- Dataset extract:
# # # #

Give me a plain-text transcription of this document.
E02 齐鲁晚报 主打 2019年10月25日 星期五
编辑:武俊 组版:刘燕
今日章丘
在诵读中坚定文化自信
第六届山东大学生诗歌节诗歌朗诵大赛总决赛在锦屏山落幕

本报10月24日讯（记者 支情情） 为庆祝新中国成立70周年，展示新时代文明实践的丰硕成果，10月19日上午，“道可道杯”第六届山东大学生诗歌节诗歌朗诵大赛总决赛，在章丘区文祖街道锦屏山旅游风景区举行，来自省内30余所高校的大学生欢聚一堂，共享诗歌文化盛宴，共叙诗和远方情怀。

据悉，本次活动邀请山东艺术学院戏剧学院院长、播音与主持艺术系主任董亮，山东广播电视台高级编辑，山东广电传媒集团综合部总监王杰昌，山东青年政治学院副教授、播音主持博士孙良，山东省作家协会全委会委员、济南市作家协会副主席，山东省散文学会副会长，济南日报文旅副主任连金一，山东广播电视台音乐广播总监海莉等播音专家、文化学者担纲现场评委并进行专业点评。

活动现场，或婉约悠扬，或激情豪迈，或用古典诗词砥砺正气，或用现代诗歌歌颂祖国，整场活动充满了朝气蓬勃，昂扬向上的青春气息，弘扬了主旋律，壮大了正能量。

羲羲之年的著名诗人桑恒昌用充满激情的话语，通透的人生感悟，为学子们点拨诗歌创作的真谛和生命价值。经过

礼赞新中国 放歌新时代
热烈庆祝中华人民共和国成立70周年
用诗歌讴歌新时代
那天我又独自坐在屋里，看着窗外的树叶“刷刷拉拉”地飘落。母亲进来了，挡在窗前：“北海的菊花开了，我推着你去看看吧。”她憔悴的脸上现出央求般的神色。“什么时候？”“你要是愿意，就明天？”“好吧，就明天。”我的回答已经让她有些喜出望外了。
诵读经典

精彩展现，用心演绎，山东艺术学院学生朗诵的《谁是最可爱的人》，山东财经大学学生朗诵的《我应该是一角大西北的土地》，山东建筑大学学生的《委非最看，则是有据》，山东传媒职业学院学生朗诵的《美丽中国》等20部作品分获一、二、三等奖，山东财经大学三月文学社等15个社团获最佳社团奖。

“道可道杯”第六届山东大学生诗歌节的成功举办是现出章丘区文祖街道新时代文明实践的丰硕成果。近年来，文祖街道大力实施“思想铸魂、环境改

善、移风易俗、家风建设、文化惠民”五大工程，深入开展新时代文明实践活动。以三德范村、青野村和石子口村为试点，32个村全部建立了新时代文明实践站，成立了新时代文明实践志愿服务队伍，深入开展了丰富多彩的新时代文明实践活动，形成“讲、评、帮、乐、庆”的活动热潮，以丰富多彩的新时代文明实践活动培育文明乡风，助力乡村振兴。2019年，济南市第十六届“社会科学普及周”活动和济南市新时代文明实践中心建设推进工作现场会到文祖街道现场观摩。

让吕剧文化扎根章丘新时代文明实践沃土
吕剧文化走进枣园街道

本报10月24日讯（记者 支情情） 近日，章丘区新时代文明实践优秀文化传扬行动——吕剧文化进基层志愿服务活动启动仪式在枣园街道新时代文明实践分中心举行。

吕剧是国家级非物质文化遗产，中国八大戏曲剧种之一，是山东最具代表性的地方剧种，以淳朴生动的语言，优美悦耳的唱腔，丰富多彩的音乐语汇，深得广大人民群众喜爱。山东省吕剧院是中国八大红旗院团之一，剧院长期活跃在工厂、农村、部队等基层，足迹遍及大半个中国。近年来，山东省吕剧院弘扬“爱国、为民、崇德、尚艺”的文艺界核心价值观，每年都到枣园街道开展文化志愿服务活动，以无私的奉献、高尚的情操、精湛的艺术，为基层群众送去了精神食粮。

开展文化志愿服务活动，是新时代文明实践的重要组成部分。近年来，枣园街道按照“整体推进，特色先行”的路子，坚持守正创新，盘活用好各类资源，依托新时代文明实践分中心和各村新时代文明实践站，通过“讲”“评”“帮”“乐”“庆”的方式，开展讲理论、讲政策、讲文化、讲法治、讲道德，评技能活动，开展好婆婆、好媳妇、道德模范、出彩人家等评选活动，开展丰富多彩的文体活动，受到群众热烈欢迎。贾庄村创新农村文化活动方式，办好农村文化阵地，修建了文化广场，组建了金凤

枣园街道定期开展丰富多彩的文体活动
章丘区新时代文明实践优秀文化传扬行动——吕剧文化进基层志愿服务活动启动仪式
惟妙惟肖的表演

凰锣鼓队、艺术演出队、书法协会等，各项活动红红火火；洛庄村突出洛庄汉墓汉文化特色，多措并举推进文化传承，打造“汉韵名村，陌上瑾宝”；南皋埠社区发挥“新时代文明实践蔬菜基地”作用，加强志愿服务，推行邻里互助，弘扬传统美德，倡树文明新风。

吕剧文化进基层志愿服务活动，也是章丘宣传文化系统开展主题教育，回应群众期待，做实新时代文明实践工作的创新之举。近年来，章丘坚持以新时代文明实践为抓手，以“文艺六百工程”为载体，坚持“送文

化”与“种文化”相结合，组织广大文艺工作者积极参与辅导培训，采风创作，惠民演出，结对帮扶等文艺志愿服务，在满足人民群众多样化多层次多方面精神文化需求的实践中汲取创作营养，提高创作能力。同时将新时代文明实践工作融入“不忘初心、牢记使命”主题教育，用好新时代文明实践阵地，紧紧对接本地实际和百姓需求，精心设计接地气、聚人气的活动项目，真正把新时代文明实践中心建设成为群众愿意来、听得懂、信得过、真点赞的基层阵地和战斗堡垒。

# # # #

- What is being asked:
Filter the listing above by the word "道可道杯"; copy each line that passes.

- Correct response:
本报10月24日讯（记者 支情情） 为庆祝新中国成立70周年，展示新时代文明实践的丰硕成果，10月19日上午，“道可道杯”第六届山东大学生诗歌节诗歌朗诵大赛总决赛，在章丘区文祖街道锦屏山旅游风景区举行，来自省内30余所高校的大学生欢聚一堂，共享诗歌文化盛宴，共叙诗和远方情怀。
“道可道杯”第六届山东大学生诗歌节的成功举办是现出章丘区文祖街道新时代文明实践的丰硕成果。近年来，文祖街道大力实施“思想铸魂、环境改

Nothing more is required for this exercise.